Records:
#####
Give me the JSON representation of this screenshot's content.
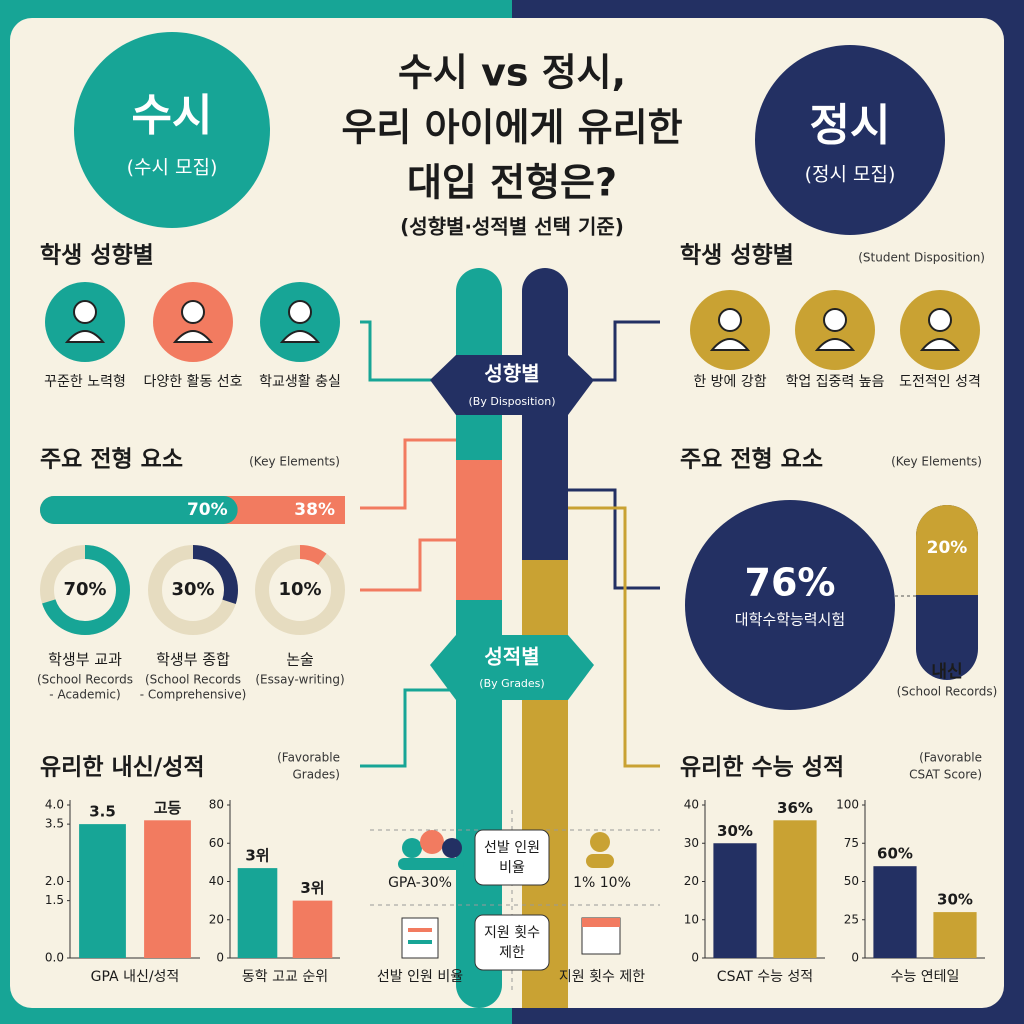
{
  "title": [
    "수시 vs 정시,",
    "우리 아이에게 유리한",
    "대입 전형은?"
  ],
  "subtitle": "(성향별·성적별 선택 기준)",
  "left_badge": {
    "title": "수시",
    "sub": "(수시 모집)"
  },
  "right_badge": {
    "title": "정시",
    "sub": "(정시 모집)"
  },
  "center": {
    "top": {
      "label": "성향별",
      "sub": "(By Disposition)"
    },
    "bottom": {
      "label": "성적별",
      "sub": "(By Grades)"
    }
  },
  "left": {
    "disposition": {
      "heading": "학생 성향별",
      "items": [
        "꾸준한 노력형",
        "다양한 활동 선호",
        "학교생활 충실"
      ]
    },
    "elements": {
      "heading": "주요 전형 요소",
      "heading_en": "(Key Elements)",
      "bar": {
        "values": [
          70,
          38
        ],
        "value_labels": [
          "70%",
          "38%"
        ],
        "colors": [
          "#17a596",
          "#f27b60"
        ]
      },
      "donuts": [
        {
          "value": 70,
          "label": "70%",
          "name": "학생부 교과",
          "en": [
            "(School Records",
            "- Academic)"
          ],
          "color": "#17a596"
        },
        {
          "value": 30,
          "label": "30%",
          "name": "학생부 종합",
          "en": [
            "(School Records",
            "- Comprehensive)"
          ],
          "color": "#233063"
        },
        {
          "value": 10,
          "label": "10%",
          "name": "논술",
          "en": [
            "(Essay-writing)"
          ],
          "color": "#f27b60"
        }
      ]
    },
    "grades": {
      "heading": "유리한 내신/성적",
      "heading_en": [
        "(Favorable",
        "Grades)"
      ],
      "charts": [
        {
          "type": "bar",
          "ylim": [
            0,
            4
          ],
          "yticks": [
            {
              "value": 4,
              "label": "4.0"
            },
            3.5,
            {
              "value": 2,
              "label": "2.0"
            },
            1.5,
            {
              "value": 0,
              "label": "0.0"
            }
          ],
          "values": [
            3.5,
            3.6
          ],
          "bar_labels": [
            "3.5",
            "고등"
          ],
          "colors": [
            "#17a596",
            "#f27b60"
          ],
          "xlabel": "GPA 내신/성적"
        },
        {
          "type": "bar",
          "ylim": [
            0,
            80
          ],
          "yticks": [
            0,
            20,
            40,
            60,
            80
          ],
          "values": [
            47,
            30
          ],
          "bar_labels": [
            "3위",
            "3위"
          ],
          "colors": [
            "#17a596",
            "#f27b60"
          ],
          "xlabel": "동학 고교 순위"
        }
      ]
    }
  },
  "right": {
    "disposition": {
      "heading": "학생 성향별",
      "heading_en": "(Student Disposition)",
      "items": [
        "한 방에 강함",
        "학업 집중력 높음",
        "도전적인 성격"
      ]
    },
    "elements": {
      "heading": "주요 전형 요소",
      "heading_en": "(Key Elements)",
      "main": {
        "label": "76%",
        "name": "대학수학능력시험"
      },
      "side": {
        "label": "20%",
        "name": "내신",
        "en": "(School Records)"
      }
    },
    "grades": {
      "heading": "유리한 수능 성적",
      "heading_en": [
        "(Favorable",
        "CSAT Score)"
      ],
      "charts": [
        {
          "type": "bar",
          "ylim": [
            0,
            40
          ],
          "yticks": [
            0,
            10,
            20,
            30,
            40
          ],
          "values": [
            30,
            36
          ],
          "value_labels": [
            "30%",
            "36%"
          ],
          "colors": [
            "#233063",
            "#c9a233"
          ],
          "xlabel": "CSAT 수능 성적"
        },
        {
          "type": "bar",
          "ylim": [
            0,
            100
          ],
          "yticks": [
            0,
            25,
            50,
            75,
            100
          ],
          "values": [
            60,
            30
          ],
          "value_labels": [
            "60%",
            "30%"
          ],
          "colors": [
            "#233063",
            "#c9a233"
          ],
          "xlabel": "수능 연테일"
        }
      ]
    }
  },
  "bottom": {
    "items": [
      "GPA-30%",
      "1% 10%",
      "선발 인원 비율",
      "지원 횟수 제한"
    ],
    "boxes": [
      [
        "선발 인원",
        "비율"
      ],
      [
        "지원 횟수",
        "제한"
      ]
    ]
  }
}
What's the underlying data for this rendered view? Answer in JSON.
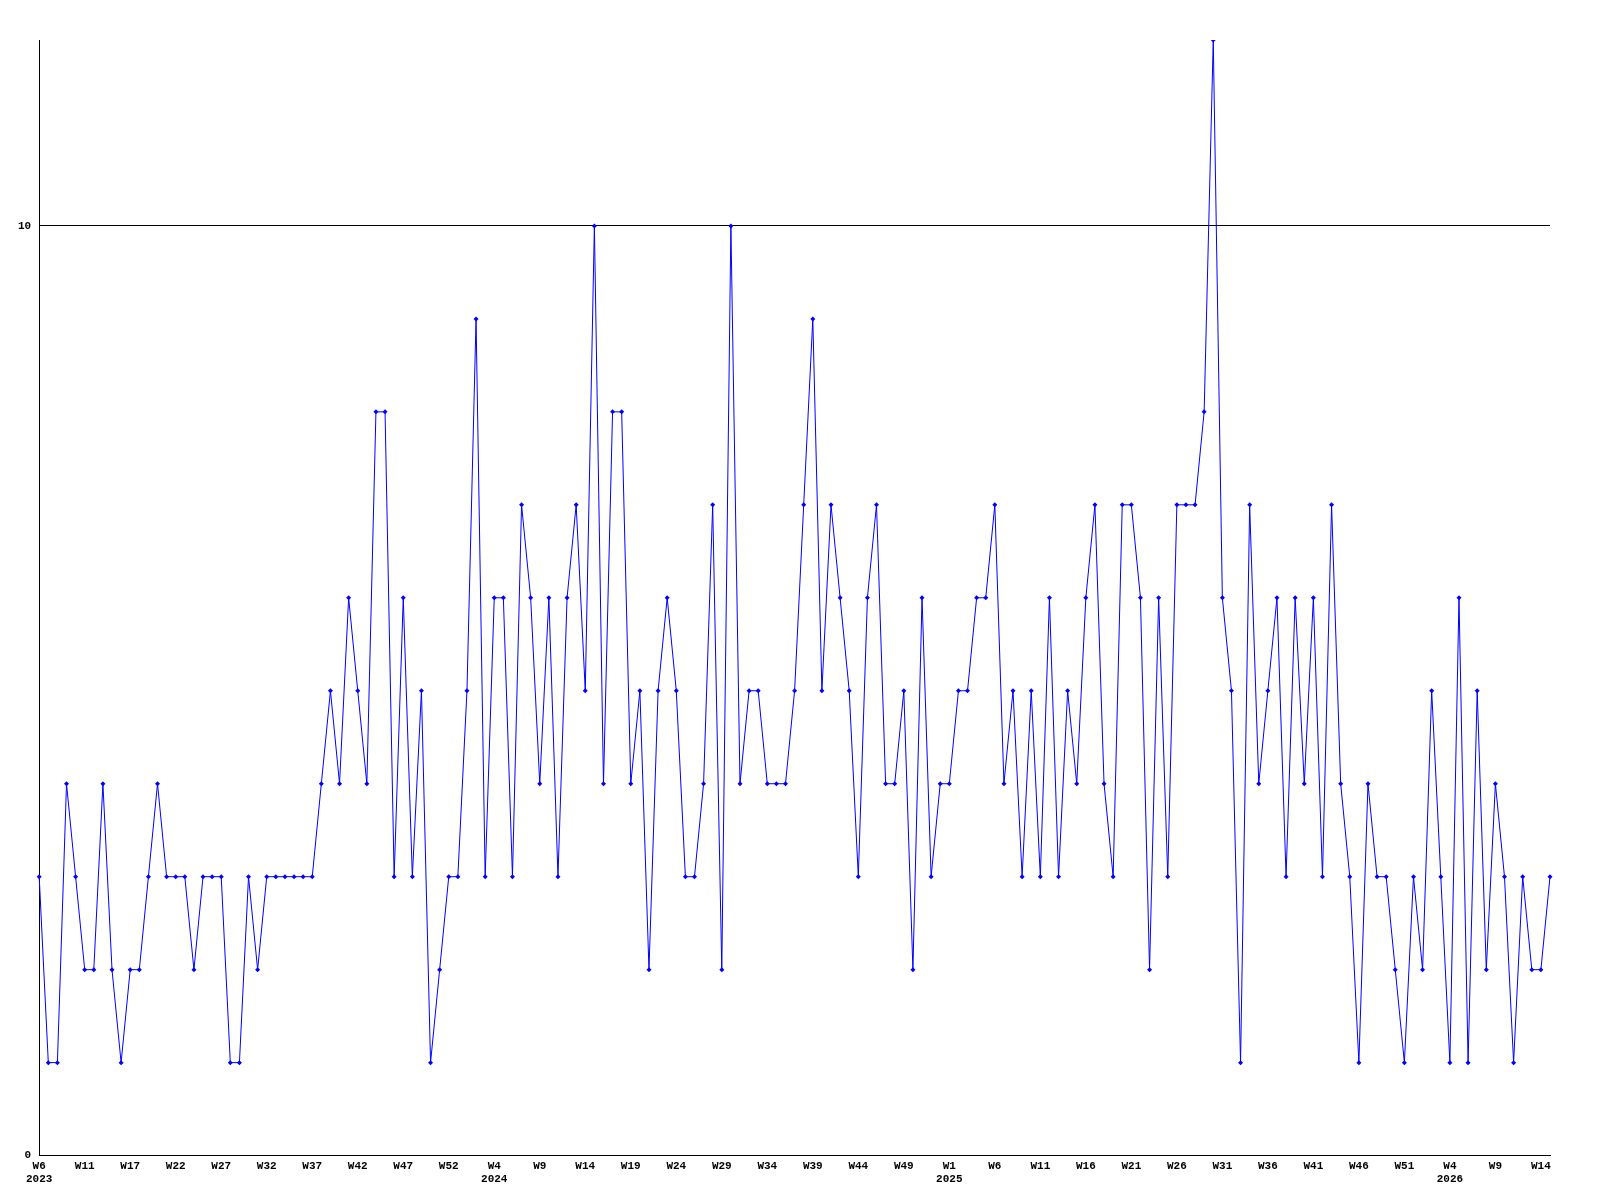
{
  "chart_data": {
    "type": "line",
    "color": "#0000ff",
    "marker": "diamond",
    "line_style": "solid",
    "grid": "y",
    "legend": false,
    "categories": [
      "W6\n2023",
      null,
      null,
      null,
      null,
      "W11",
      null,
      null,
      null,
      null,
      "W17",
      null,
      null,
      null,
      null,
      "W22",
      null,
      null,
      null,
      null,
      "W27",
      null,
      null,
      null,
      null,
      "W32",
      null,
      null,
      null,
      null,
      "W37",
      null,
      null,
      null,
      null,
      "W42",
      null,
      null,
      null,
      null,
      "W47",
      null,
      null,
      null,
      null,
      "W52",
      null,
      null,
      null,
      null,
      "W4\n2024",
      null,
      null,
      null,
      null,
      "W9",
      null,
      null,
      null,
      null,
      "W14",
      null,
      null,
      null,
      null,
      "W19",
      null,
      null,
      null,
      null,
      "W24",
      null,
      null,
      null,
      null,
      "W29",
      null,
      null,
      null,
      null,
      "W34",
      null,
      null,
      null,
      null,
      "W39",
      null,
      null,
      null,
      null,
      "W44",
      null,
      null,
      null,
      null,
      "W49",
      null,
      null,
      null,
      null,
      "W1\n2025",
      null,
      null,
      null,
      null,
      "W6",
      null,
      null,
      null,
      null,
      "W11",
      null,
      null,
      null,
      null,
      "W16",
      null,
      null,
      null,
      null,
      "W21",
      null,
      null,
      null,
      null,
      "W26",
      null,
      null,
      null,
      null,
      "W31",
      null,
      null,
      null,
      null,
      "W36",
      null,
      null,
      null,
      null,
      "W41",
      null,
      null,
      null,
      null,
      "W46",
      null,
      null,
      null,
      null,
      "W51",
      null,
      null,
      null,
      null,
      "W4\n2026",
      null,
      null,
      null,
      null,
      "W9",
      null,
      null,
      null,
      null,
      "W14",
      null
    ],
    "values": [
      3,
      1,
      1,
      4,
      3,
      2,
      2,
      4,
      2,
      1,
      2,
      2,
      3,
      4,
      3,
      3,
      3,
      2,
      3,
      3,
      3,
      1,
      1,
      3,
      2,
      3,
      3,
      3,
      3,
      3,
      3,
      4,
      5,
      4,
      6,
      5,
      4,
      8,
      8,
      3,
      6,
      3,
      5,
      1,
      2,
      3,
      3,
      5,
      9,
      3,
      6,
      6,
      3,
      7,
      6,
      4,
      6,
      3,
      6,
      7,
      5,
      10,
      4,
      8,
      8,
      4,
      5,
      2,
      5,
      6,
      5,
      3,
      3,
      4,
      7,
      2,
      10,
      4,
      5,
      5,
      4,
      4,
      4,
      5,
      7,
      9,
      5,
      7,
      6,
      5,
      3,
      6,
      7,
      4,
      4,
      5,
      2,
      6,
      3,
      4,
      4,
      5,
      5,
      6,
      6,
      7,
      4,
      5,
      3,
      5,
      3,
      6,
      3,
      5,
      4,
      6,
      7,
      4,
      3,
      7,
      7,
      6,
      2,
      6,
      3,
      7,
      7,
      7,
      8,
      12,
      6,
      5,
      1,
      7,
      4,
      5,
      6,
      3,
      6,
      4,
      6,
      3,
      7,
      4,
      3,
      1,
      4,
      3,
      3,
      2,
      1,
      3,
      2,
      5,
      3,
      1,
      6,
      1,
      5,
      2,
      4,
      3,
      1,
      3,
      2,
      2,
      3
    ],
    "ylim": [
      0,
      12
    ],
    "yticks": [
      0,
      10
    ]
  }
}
#####
§ Instructions for the task: Without the pictures, transcribe the listing above exactly.

§ The response:
Give me the JSON representation of this screenshot's content.
{
  "title": [
    "수시 vs 정시,",
    "우리 아이에게 유리한",
    "대입 전형은?"
  ],
  "subtitle": "(성향별·성적별 선택 기준)",
  "left_badge": {
    "title": "수시",
    "sub": "(수시 모집)"
  },
  "right_badge": {
    "title": "정시",
    "sub": "(정시 모집)"
  },
  "center": {
    "top": {
      "label": "성향별",
      "sub": "(By Disposition)"
    },
    "bottom": {
      "label": "성적별",
      "sub": "(By Grades)"
    }
  },
  "left": {
    "disposition": {
      "heading": "학생 성향별",
      "items": [
        "꾸준한 노력형",
        "다양한 활동 선호",
        "학교생활 충실"
      ]
    },
    "elements": {
      "heading": "주요 전형 요소",
      "heading_en": "(Key Elements)",
      "bar": {
        "values": [
          70,
          38
        ],
        "value_labels": [
          "70%",
          "38%"
        ],
        "colors": [
          "#17a596",
          "#f27b60"
        ]
      },
      "donuts": [
        {
          "value": 70,
          "label": "70%",
          "name": "학생부 교과",
          "en": [
            "(School Records",
            "- Academic)"
          ],
          "color": "#17a596"
        },
        {
          "value": 30,
          "label": "30%",
          "name": "학생부 종합",
          "en": [
            "(School Records",
            "- Comprehensive)"
          ],
          "color": "#233063"
        },
        {
          "value": 10,
          "label": "10%",
          "name": "논술",
          "en": [
            "(Essay-writing)"
          ],
          "color": "#f27b60"
        }
      ]
    },
    "grades": {
      "heading": "유리한 내신/성적",
      "heading_en": [
        "(Favorable",
        "Grades)"
      ],
      "charts": [
        {
          "type": "bar",
          "ylim": [
            0,
            4
          ],
          "yticks": [
            {
              "value": 4,
              "label": "4.0"
            },
            3.5,
            {
              "value": 2,
              "label": "2.0"
            },
            1.5,
            {
              "value": 0,
              "label": "0.0"
            }
          ],
          "values": [
            3.5,
            3.6
          ],
          "bar_labels": [
            "3.5",
            "고등"
          ],
          "colors": [
            "#17a596",
            "#f27b60"
          ],
          "xlabel": "GPA 내신/성적"
        },
        {
          "type": "bar",
          "ylim": [
            0,
            80
          ],
          "yticks": [
            0,
            20,
            40,
            60,
            80
          ],
          "values": [
            47,
            30
          ],
          "bar_labels": [
            "3위",
            "3위"
          ],
          "colors": [
            "#17a596",
            "#f27b60"
          ],
          "xlabel": "동학 고교 순위"
        }
      ]
    }
  },
  "right": {
    "disposition": {
      "heading": "학생 성향별",
      "heading_en": "(Student Disposition)",
      "items": [
        "한 방에 강함",
        "학업 집중력 높음",
        "도전적인 성격"
      ]
    },
    "elements": {
      "heading": "주요 전형 요소",
      "heading_en": "(Key Elements)",
      "main": {
        "label": "76%",
        "name": "대학수학능력시험"
      },
      "side": {
        "label": "20%",
        "name": "내신",
        "en": "(School Records)"
      }
    },
    "grades": {
      "heading": "유리한 수능 성적",
      "heading_en": [
        "(Favorable",
        "CSAT Score)"
      ],
      "charts": [
        {
          "type": "bar",
          "ylim": [
            0,
            40
          ],
          "yticks": [
            0,
            10,
            20,
            30,
            40
          ],
          "values": [
            30,
            36
          ],
          "value_labels": [
            "30%",
            "36%"
          ],
          "colors": [
            "#233063",
            "#c9a233"
          ],
          "xlabel": "CSAT 수능 성적"
        },
        {
          "type": "bar",
          "ylim": [
            0,
            100
          ],
          "yticks": [
            0,
            25,
            50,
            75,
            100
          ],
          "values": [
            60,
            30
          ],
          "value_labels": [
            "60%",
            "30%"
          ],
          "colors": [
            "#233063",
            "#c9a233"
          ],
          "xlabel": "수능 연테일"
        }
      ]
    }
  },
  "bottom": {
    "items": [
      "GPA-30%",
      "1% 10%",
      "선발 인원 비율",
      "지원 횟수 제한"
    ],
    "boxes": [
      [
        "선발 인원",
        "비율"
      ],
      [
        "지원 횟수",
        "제한"
      ]
    ]
  }
}
What's the underlying data for this rendered view? Answer in JSON.
{
  "chart_data": {
    "type": "line",
    "color": "#0000ff",
    "marker": "diamond",
    "line_style": "solid",
    "grid": "y",
    "legend": false,
    "categories": [
      "W6\n2023",
      null,
      null,
      null,
      null,
      "W11",
      null,
      null,
      null,
      null,
      "W17",
      null,
      null,
      null,
      null,
      "W22",
      null,
      null,
      null,
      null,
      "W27",
      null,
      null,
      null,
      null,
      "W32",
      null,
      null,
      null,
      null,
      "W37",
      null,
      null,
      null,
      null,
      "W42",
      null,
      null,
      null,
      null,
      "W47",
      null,
      null,
      null,
      null,
      "W52",
      null,
      null,
      null,
      null,
      "W4\n2024",
      null,
      null,
      null,
      null,
      "W9",
      null,
      null,
      null,
      null,
      "W14",
      null,
      null,
      null,
      null,
      "W19",
      null,
      null,
      null,
      null,
      "W24",
      null,
      null,
      null,
      null,
      "W29",
      null,
      null,
      null,
      null,
      "W34",
      null,
      null,
      null,
      null,
      "W39",
      null,
      null,
      null,
      null,
      "W44",
      null,
      null,
      null,
      null,
      "W49",
      null,
      null,
      null,
      null,
      "W1\n2025",
      null,
      null,
      null,
      null,
      "W6",
      null,
      null,
      null,
      null,
      "W11",
      null,
      null,
      null,
      null,
      "W16",
      null,
      null,
      null,
      null,
      "W21",
      null,
      null,
      null,
      null,
      "W26",
      null,
      null,
      null,
      null,
      "W31",
      null,
      null,
      null,
      null,
      "W36",
      null,
      null,
      null,
      null,
      "W41",
      null,
      null,
      null,
      null,
      "W46",
      null,
      null,
      null,
      null,
      "W51",
      null,
      null,
      null,
      null,
      "W4\n2026",
      null,
      null,
      null,
      null,
      "W9",
      null,
      null,
      null,
      null,
      "W14",
      null
    ],
    "values": [
      3,
      1,
      1,
      4,
      3,
      2,
      2,
      4,
      2,
      1,
      2,
      2,
      3,
      4,
      3,
      3,
      3,
      2,
      3,
      3,
      3,
      1,
      1,
      3,
      2,
      3,
      3,
      3,
      3,
      3,
      3,
      4,
      5,
      4,
      6,
      5,
      4,
      8,
      8,
      3,
      6,
      3,
      5,
      1,
      2,
      3,
      3,
      5,
      9,
      3,
      6,
      6,
      3,
      7,
      6,
      4,
      6,
      3,
      6,
      7,
      5,
      10,
      4,
      8,
      8,
      4,
      5,
      2,
      5,
      6,
      5,
      3,
      3,
      4,
      7,
      2,
      10,
      4,
      5,
      5,
      4,
      4,
      4,
      5,
      7,
      9,
      5,
      7,
      6,
      5,
      3,
      6,
      7,
      4,
      4,
      5,
      2,
      6,
      3,
      4,
      4,
      5,
      5,
      6,
      6,
      7,
      4,
      5,
      3,
      5,
      3,
      6,
      3,
      5,
      4,
      6,
      7,
      4,
      3,
      7,
      7,
      6,
      2,
      6,
      3,
      7,
      7,
      7,
      8,
      12,
      6,
      5,
      1,
      7,
      4,
      5,
      6,
      3,
      6,
      4,
      6,
      3,
      7,
      4,
      3,
      1,
      4,
      3,
      3,
      2,
      1,
      3,
      2,
      5,
      3,
      1,
      6,
      1,
      5,
      2,
      4,
      3,
      1,
      3,
      2,
      2,
      3
    ],
    "ylim": [
      0,
      12
    ],
    "yticks": [
      0,
      10
    ]
  }
}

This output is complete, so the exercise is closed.